Recorded data:
--- START ---

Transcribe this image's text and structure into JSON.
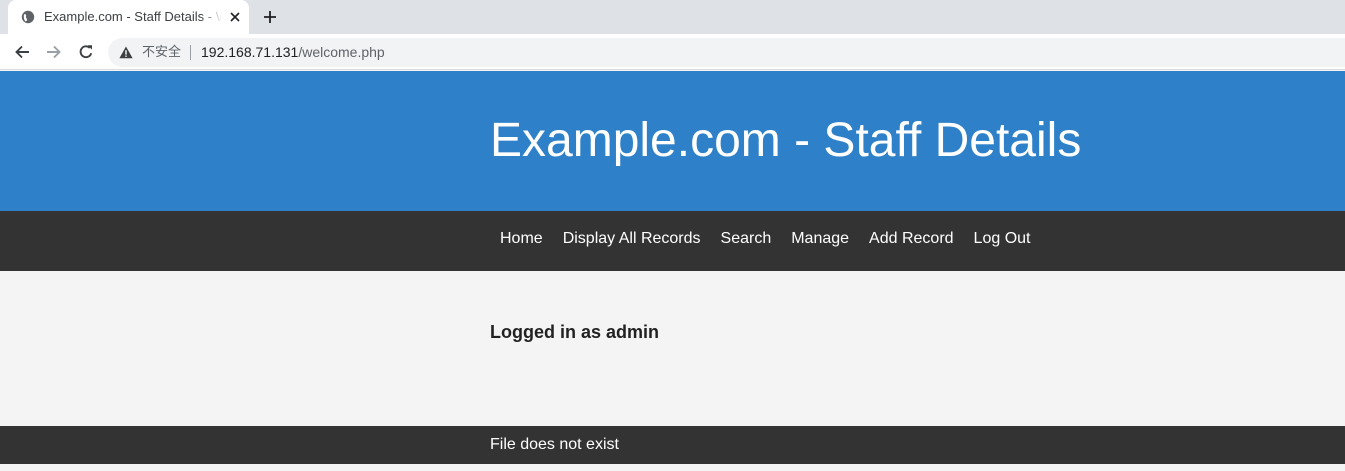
{
  "browser": {
    "tab": {
      "title": "Example.com - Staff Details - Welcome",
      "favicon": "globe-icon",
      "close_icon": "close-icon"
    },
    "new_tab_icon": "plus-icon",
    "nav": {
      "back_icon": "back-arrow-icon",
      "forward_icon": "forward-arrow-icon",
      "reload_icon": "reload-icon"
    },
    "address_bar": {
      "security_icon": "warning-triangle-icon",
      "security_label": "不安全",
      "host": "192.168.71.131",
      "path": "/welcome.php"
    }
  },
  "site": {
    "title": "Example.com - Staff Details",
    "nav": [
      {
        "label": "Home"
      },
      {
        "label": "Display All Records"
      },
      {
        "label": "Search"
      },
      {
        "label": "Manage"
      },
      {
        "label": "Add Record"
      },
      {
        "label": "Log Out"
      }
    ],
    "content": {
      "status": "Logged in as admin"
    },
    "footer": {
      "message": "File does not exist"
    }
  },
  "colors": {
    "header": "#2e81c8",
    "nav_bar": "#333333",
    "footer": "#333333",
    "body": "#f4f4f4"
  }
}
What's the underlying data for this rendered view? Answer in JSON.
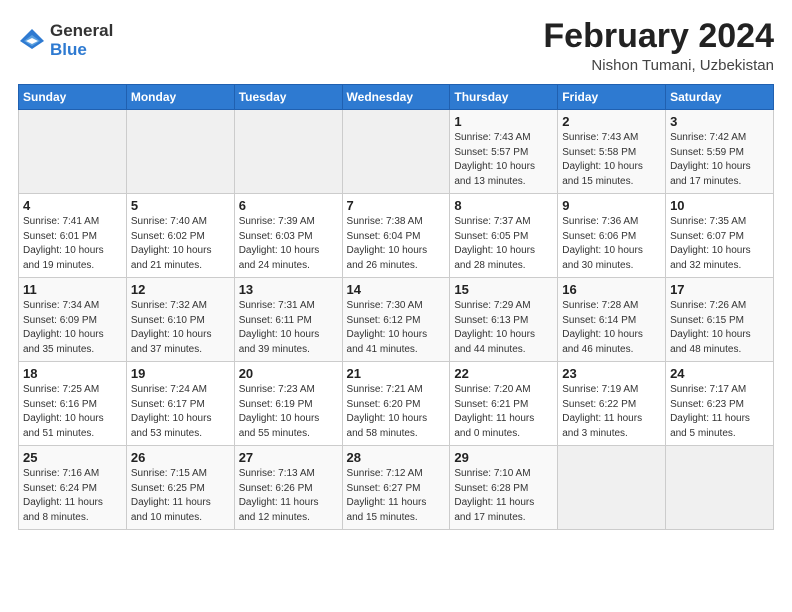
{
  "logo": {
    "general": "General",
    "blue": "Blue"
  },
  "title": "February 2024",
  "subtitle": "Nishon Tumani, Uzbekistan",
  "days_of_week": [
    "Sunday",
    "Monday",
    "Tuesday",
    "Wednesday",
    "Thursday",
    "Friday",
    "Saturday"
  ],
  "weeks": [
    [
      {
        "day": "",
        "info": ""
      },
      {
        "day": "",
        "info": ""
      },
      {
        "day": "",
        "info": ""
      },
      {
        "day": "",
        "info": ""
      },
      {
        "day": "1",
        "info": "Sunrise: 7:43 AM\nSunset: 5:57 PM\nDaylight: 10 hours\nand 13 minutes."
      },
      {
        "day": "2",
        "info": "Sunrise: 7:43 AM\nSunset: 5:58 PM\nDaylight: 10 hours\nand 15 minutes."
      },
      {
        "day": "3",
        "info": "Sunrise: 7:42 AM\nSunset: 5:59 PM\nDaylight: 10 hours\nand 17 minutes."
      }
    ],
    [
      {
        "day": "4",
        "info": "Sunrise: 7:41 AM\nSunset: 6:01 PM\nDaylight: 10 hours\nand 19 minutes."
      },
      {
        "day": "5",
        "info": "Sunrise: 7:40 AM\nSunset: 6:02 PM\nDaylight: 10 hours\nand 21 minutes."
      },
      {
        "day": "6",
        "info": "Sunrise: 7:39 AM\nSunset: 6:03 PM\nDaylight: 10 hours\nand 24 minutes."
      },
      {
        "day": "7",
        "info": "Sunrise: 7:38 AM\nSunset: 6:04 PM\nDaylight: 10 hours\nand 26 minutes."
      },
      {
        "day": "8",
        "info": "Sunrise: 7:37 AM\nSunset: 6:05 PM\nDaylight: 10 hours\nand 28 minutes."
      },
      {
        "day": "9",
        "info": "Sunrise: 7:36 AM\nSunset: 6:06 PM\nDaylight: 10 hours\nand 30 minutes."
      },
      {
        "day": "10",
        "info": "Sunrise: 7:35 AM\nSunset: 6:07 PM\nDaylight: 10 hours\nand 32 minutes."
      }
    ],
    [
      {
        "day": "11",
        "info": "Sunrise: 7:34 AM\nSunset: 6:09 PM\nDaylight: 10 hours\nand 35 minutes."
      },
      {
        "day": "12",
        "info": "Sunrise: 7:32 AM\nSunset: 6:10 PM\nDaylight: 10 hours\nand 37 minutes."
      },
      {
        "day": "13",
        "info": "Sunrise: 7:31 AM\nSunset: 6:11 PM\nDaylight: 10 hours\nand 39 minutes."
      },
      {
        "day": "14",
        "info": "Sunrise: 7:30 AM\nSunset: 6:12 PM\nDaylight: 10 hours\nand 41 minutes."
      },
      {
        "day": "15",
        "info": "Sunrise: 7:29 AM\nSunset: 6:13 PM\nDaylight: 10 hours\nand 44 minutes."
      },
      {
        "day": "16",
        "info": "Sunrise: 7:28 AM\nSunset: 6:14 PM\nDaylight: 10 hours\nand 46 minutes."
      },
      {
        "day": "17",
        "info": "Sunrise: 7:26 AM\nSunset: 6:15 PM\nDaylight: 10 hours\nand 48 minutes."
      }
    ],
    [
      {
        "day": "18",
        "info": "Sunrise: 7:25 AM\nSunset: 6:16 PM\nDaylight: 10 hours\nand 51 minutes."
      },
      {
        "day": "19",
        "info": "Sunrise: 7:24 AM\nSunset: 6:17 PM\nDaylight: 10 hours\nand 53 minutes."
      },
      {
        "day": "20",
        "info": "Sunrise: 7:23 AM\nSunset: 6:19 PM\nDaylight: 10 hours\nand 55 minutes."
      },
      {
        "day": "21",
        "info": "Sunrise: 7:21 AM\nSunset: 6:20 PM\nDaylight: 10 hours\nand 58 minutes."
      },
      {
        "day": "22",
        "info": "Sunrise: 7:20 AM\nSunset: 6:21 PM\nDaylight: 11 hours\nand 0 minutes."
      },
      {
        "day": "23",
        "info": "Sunrise: 7:19 AM\nSunset: 6:22 PM\nDaylight: 11 hours\nand 3 minutes."
      },
      {
        "day": "24",
        "info": "Sunrise: 7:17 AM\nSunset: 6:23 PM\nDaylight: 11 hours\nand 5 minutes."
      }
    ],
    [
      {
        "day": "25",
        "info": "Sunrise: 7:16 AM\nSunset: 6:24 PM\nDaylight: 11 hours\nand 8 minutes."
      },
      {
        "day": "26",
        "info": "Sunrise: 7:15 AM\nSunset: 6:25 PM\nDaylight: 11 hours\nand 10 minutes."
      },
      {
        "day": "27",
        "info": "Sunrise: 7:13 AM\nSunset: 6:26 PM\nDaylight: 11 hours\nand 12 minutes."
      },
      {
        "day": "28",
        "info": "Sunrise: 7:12 AM\nSunset: 6:27 PM\nDaylight: 11 hours\nand 15 minutes."
      },
      {
        "day": "29",
        "info": "Sunrise: 7:10 AM\nSunset: 6:28 PM\nDaylight: 11 hours\nand 17 minutes."
      },
      {
        "day": "",
        "info": ""
      },
      {
        "day": "",
        "info": ""
      }
    ]
  ]
}
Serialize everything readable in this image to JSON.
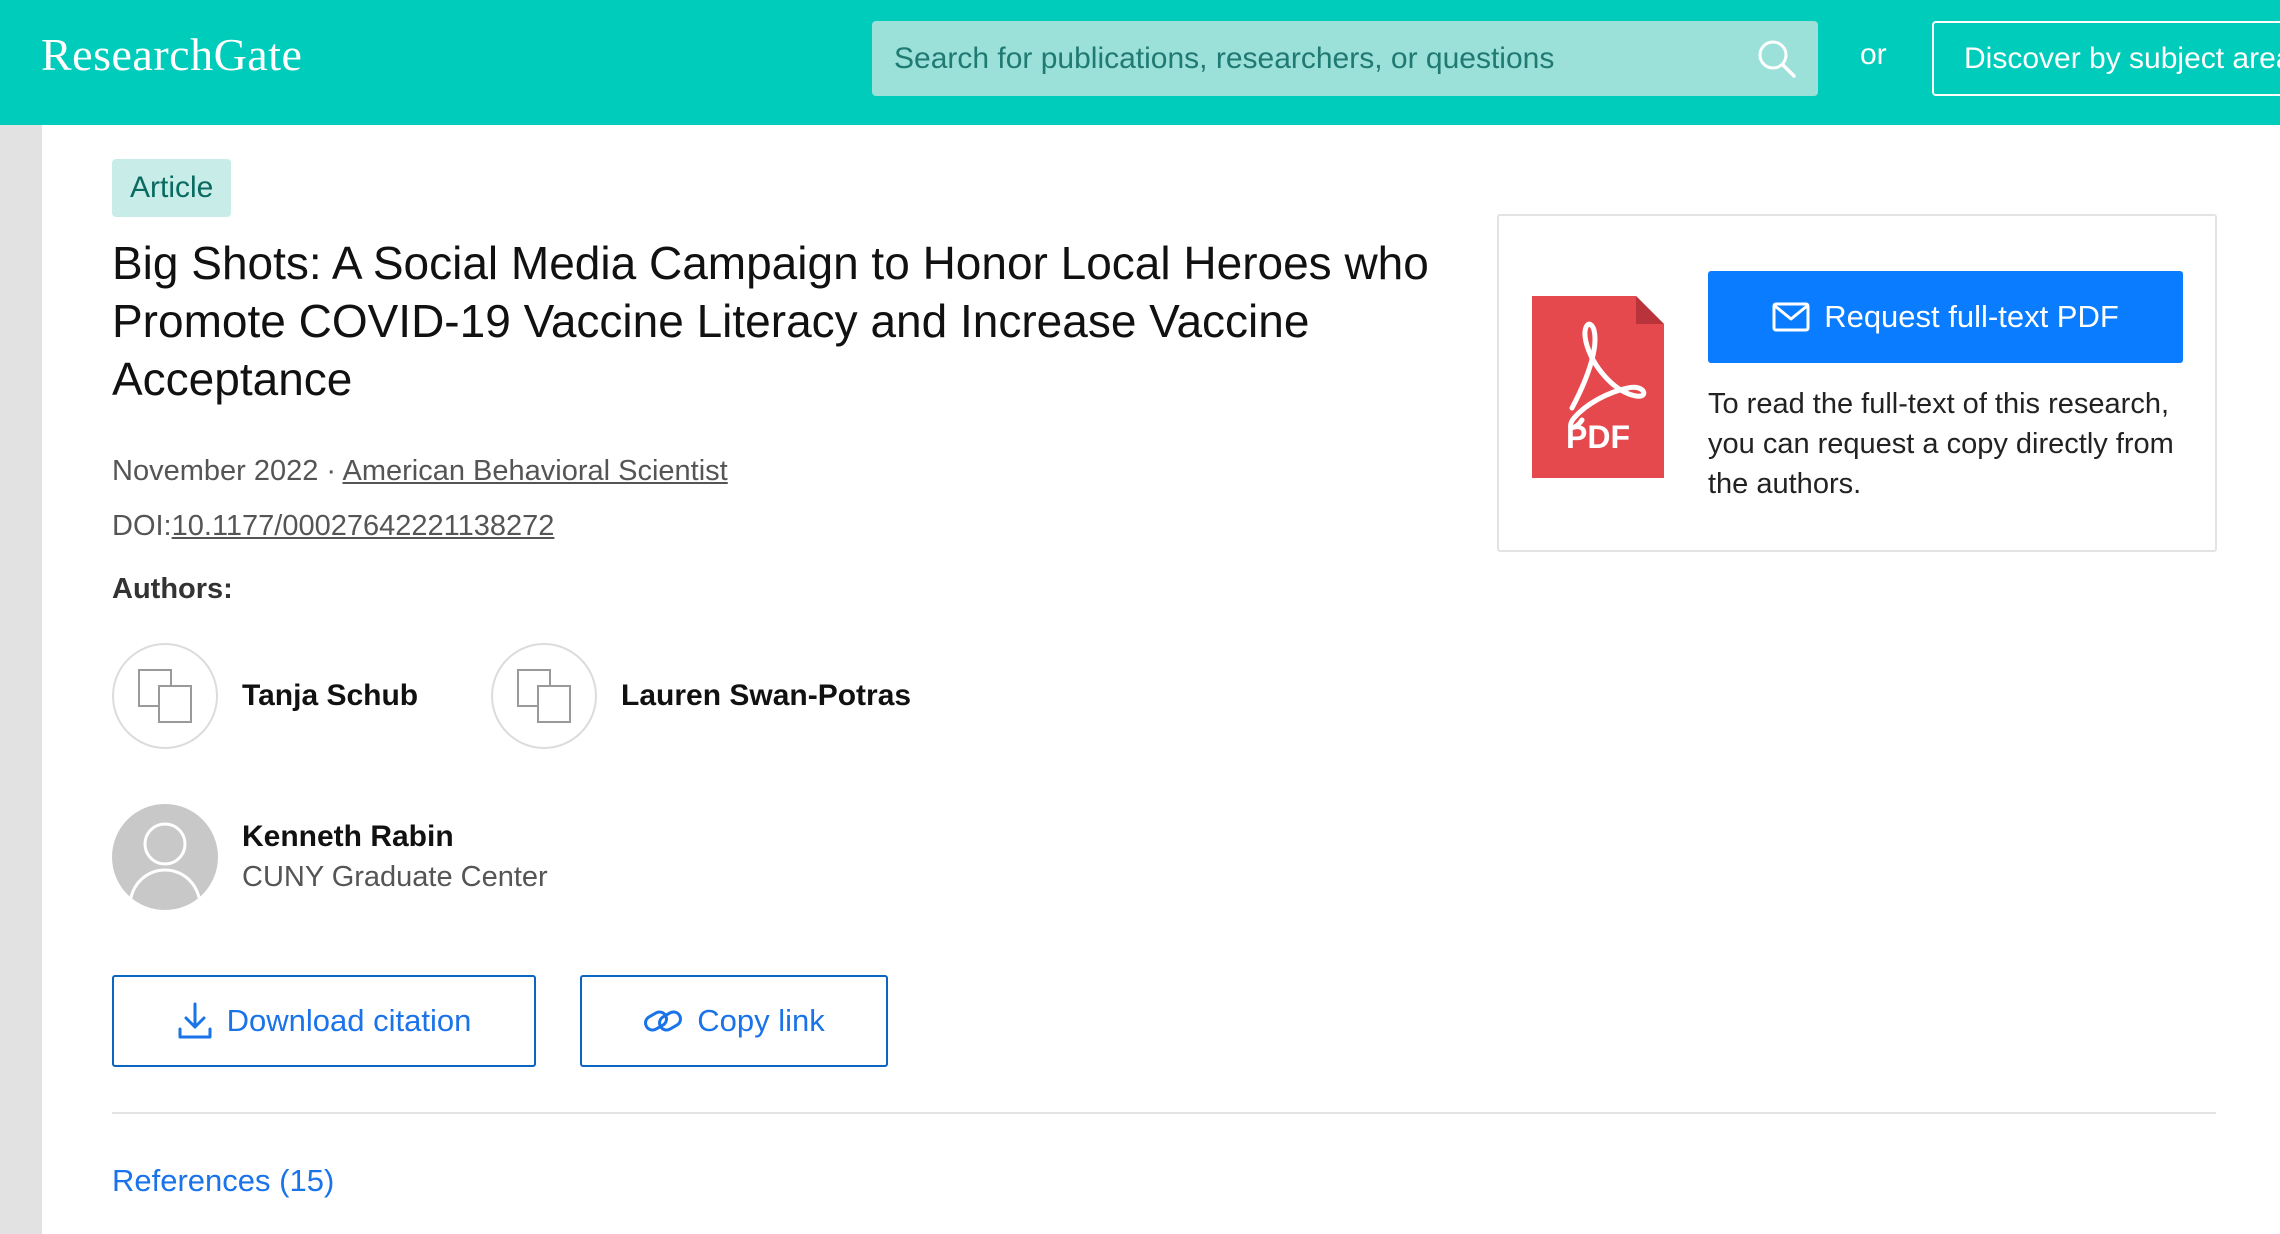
{
  "header": {
    "logo_text": "ResearchGate",
    "search_placeholder": "Search for publications, researchers, or questions",
    "or_label": "or",
    "discover_label": "Discover by subject area"
  },
  "article": {
    "type_badge": "Article",
    "title": "Big Shots: A Social Media Campaign to Honor Local Heroes who Promote COVID-19 Vaccine Literacy and Increase Vaccine Acceptance",
    "date": "November 2022",
    "separator": " · ",
    "journal": "American Behavioral Scientist",
    "doi_label": "DOI:",
    "doi": "10.1177/00027642221138272",
    "authors_heading": "Authors:",
    "authors": [
      {
        "name": "Tanja Schub",
        "affiliation": ""
      },
      {
        "name": "Lauren Swan-Potras",
        "affiliation": ""
      },
      {
        "name": "Kenneth Rabin",
        "affiliation": "CUNY Graduate Center"
      }
    ],
    "download_citation_label": "Download citation",
    "copy_link_label": "Copy link",
    "references_label": "References (15)"
  },
  "fulltext_card": {
    "pdf_icon_text": "PDF",
    "request_button_label": "Request full-text PDF",
    "description": "To read the full-text of this research, you can request a copy directly from the authors."
  },
  "colors": {
    "brand_teal": "#00ccbb",
    "search_bg": "#9be0d9",
    "primary_blue": "#0a7cff",
    "link_blue": "#1a73e8",
    "pdf_red": "#e5484d"
  }
}
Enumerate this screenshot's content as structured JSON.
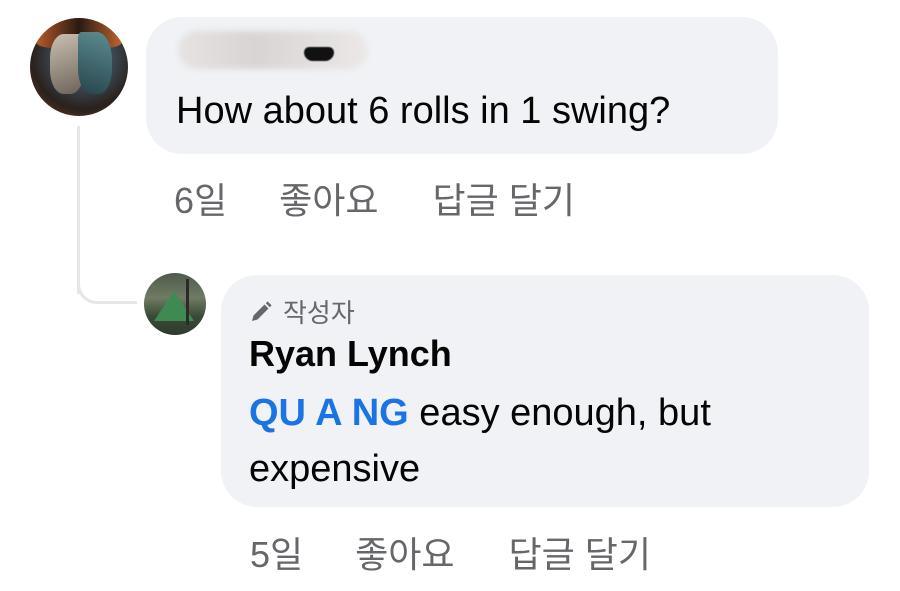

--- END ---

- Exercise aim: Make a word-for-word copy of the entries, without any pictures.

- Written reply:
Transcribe this image's text and structure into JSON.
{
  "browser": {
    "tab": {
      "title": "Example.com - Staff Details - Welcome",
      "favicon": "globe-icon",
      "close_icon": "close-icon"
    },
    "new_tab_icon": "plus-icon",
    "nav": {
      "back_icon": "back-arrow-icon",
      "forward_icon": "forward-arrow-icon",
      "reload_icon": "reload-icon"
    },
    "address_bar": {
      "security_icon": "warning-triangle-icon",
      "security_label": "不安全",
      "host": "192.168.71.131",
      "path": "/welcome.php"
    }
  },
  "site": {
    "title": "Example.com - Staff Details",
    "nav": [
      {
        "label": "Home"
      },
      {
        "label": "Display All Records"
      },
      {
        "label": "Search"
      },
      {
        "label": "Manage"
      },
      {
        "label": "Add Record"
      },
      {
        "label": "Log Out"
      }
    ],
    "content": {
      "status": "Logged in as admin"
    },
    "footer": {
      "message": "File does not exist"
    }
  },
  "colors": {
    "header": "#2e81c8",
    "nav_bar": "#333333",
    "footer": "#333333",
    "body": "#f4f4f4"
  }
}
What's the underlying data for this rendered view? Answer in JSON.
{
  "logo": {
    "general": "General",
    "blue": "Blue"
  },
  "title": "February 2024",
  "subtitle": "Nishon Tumani, Uzbekistan",
  "days_of_week": [
    "Sunday",
    "Monday",
    "Tuesday",
    "Wednesday",
    "Thursday",
    "Friday",
    "Saturday"
  ],
  "weeks": [
    [
      {
        "day": "",
        "info": ""
      },
      {
        "day": "",
        "info": ""
      },
      {
        "day": "",
        "info": ""
      },
      {
        "day": "",
        "info": ""
      },
      {
        "day": "1",
        "info": "Sunrise: 7:43 AM\nSunset: 5:57 PM\nDaylight: 10 hours\nand 13 minutes."
      },
      {
        "day": "2",
        "info": "Sunrise: 7:43 AM\nSunset: 5:58 PM\nDaylight: 10 hours\nand 15 minutes."
      },
      {
        "day": "3",
        "info": "Sunrise: 7:42 AM\nSunset: 5:59 PM\nDaylight: 10 hours\nand 17 minutes."
      }
    ],
    [
      {
        "day": "4",
        "info": "Sunrise: 7:41 AM\nSunset: 6:01 PM\nDaylight: 10 hours\nand 19 minutes."
      },
      {
        "day": "5",
        "info": "Sunrise: 7:40 AM\nSunset: 6:02 PM\nDaylight: 10 hours\nand 21 minutes."
      },
      {
        "day": "6",
        "info": "Sunrise: 7:39 AM\nSunset: 6:03 PM\nDaylight: 10 hours\nand 24 minutes."
      },
      {
        "day": "7",
        "info": "Sunrise: 7:38 AM\nSunset: 6:04 PM\nDaylight: 10 hours\nand 26 minutes."
      },
      {
        "day": "8",
        "info": "Sunrise: 7:37 AM\nSunset: 6:05 PM\nDaylight: 10 hours\nand 28 minutes."
      },
      {
        "day": "9",
        "info": "Sunrise: 7:36 AM\nSunset: 6:06 PM\nDaylight: 10 hours\nand 30 minutes."
      },
      {
        "day": "10",
        "info": "Sunrise: 7:35 AM\nSunset: 6:07 PM\nDaylight: 10 hours\nand 32 minutes."
      }
    ],
    [
      {
        "day": "11",
        "info": "Sunrise: 7:34 AM\nSunset: 6:09 PM\nDaylight: 10 hours\nand 35 minutes."
      },
      {
        "day": "12",
        "info": "Sunrise: 7:32 AM\nSunset: 6:10 PM\nDaylight: 10 hours\nand 37 minutes."
      },
      {
        "day": "13",
        "info": "Sunrise: 7:31 AM\nSunset: 6:11 PM\nDaylight: 10 hours\nand 39 minutes."
      },
      {
        "day": "14",
        "info": "Sunrise: 7:30 AM\nSunset: 6:12 PM\nDaylight: 10 hours\nand 41 minutes."
      },
      {
        "day": "15",
        "info": "Sunrise: 7:29 AM\nSunset: 6:13 PM\nDaylight: 10 hours\nand 44 minutes."
      },
      {
        "day": "16",
        "info": "Sunrise: 7:28 AM\nSunset: 6:14 PM\nDaylight: 10 hours\nand 46 minutes."
      },
      {
        "day": "17",
        "info": "Sunrise: 7:26 AM\nSunset: 6:15 PM\nDaylight: 10 hours\nand 48 minutes."
      }
    ],
    [
      {
        "day": "18",
        "info": "Sunrise: 7:25 AM\nSunset: 6:16 PM\nDaylight: 10 hours\nand 51 minutes."
      },
      {
        "day": "19",
        "info": "Sunrise: 7:24 AM\nSunset: 6:17 PM\nDaylight: 10 hours\nand 53 minutes."
      },
      {
        "day": "20",
        "info": "Sunrise: 7:23 AM\nSunset: 6:19 PM\nDaylight: 10 hours\nand 55 minutes."
      },
      {
        "day": "21",
        "info": "Sunrise: 7:21 AM\nSunset: 6:20 PM\nDaylight: 10 hours\nand 58 minutes."
      },
      {
        "day": "22",
        "info": "Sunrise: 7:20 AM\nSunset: 6:21 PM\nDaylight: 11 hours\nand 0 minutes."
      },
      {
        "day": "23",
        "info": "Sunrise: 7:19 AM\nSunset: 6:22 PM\nDaylight: 11 hours\nand 3 minutes."
      },
      {
        "day": "24",
        "info": "Sunrise: 7:17 AM\nSunset: 6:23 PM\nDaylight: 11 hours\nand 5 minutes."
      }
    ],
    [
      {
        "day": "25",
        "info": "Sunrise: 7:16 AM\nSunset: 6:24 PM\nDaylight: 11 hours\nand 8 minutes."
      },
      {
        "day": "26",
        "info": "Sunrise: 7:15 AM\nSunset: 6:25 PM\nDaylight: 11 hours\nand 10 minutes."
      },
      {
        "day": "27",
        "info": "Sunrise: 7:13 AM\nSunset: 6:26 PM\nDaylight: 11 hours\nand 12 minutes."
      },
      {
        "day": "28",
        "info": "Sunrise: 7:12 AM\nSunset: 6:27 PM\nDaylight: 11 hours\nand 15 minutes."
      },
      {
        "day": "29",
        "info": "Sunrise: 7:10 AM\nSunset: 6:28 PM\nDaylight: 11 hours\nand 17 minutes."
      },
      {
        "day": "",
        "info": ""
      },
      {
        "day": "",
        "info": ""
      }
    ]
  ]
}
Serialize everything readable in this image to JSON.
{
  "header": {
    "logo_text": "ResearchGate",
    "search_placeholder": "Search for publications, researchers, or questions",
    "or_label": "or",
    "discover_label": "Discover by subject area"
  },
  "article": {
    "type_badge": "Article",
    "title": "Big Shots: A Social Media Campaign to Honor Local Heroes who Promote COVID-19 Vaccine Literacy and Increase Vaccine Acceptance",
    "date": "November 2022",
    "separator": " · ",
    "journal": "American Behavioral Scientist",
    "doi_label": "DOI:",
    "doi": "10.1177/00027642221138272",
    "authors_heading": "Authors:",
    "authors": [
      {
        "name": "Tanja Schub",
        "affiliation": ""
      },
      {
        "name": "Lauren Swan-Potras",
        "affiliation": ""
      },
      {
        "name": "Kenneth Rabin",
        "affiliation": "CUNY Graduate Center"
      }
    ],
    "download_citation_label": "Download citation",
    "copy_link_label": "Copy link",
    "references_label": "References (15)"
  },
  "fulltext_card": {
    "pdf_icon_text": "PDF",
    "request_button_label": "Request full-text PDF",
    "description": "To read the full-text of this research, you can request a copy directly from the authors."
  },
  "colors": {
    "brand_teal": "#00ccbb",
    "search_bg": "#9be0d9",
    "primary_blue": "#0a7cff",
    "link_blue": "#1a73e8",
    "pdf_red": "#e5484d"
  }
}
Enumerate this screenshot's content as structured JSON.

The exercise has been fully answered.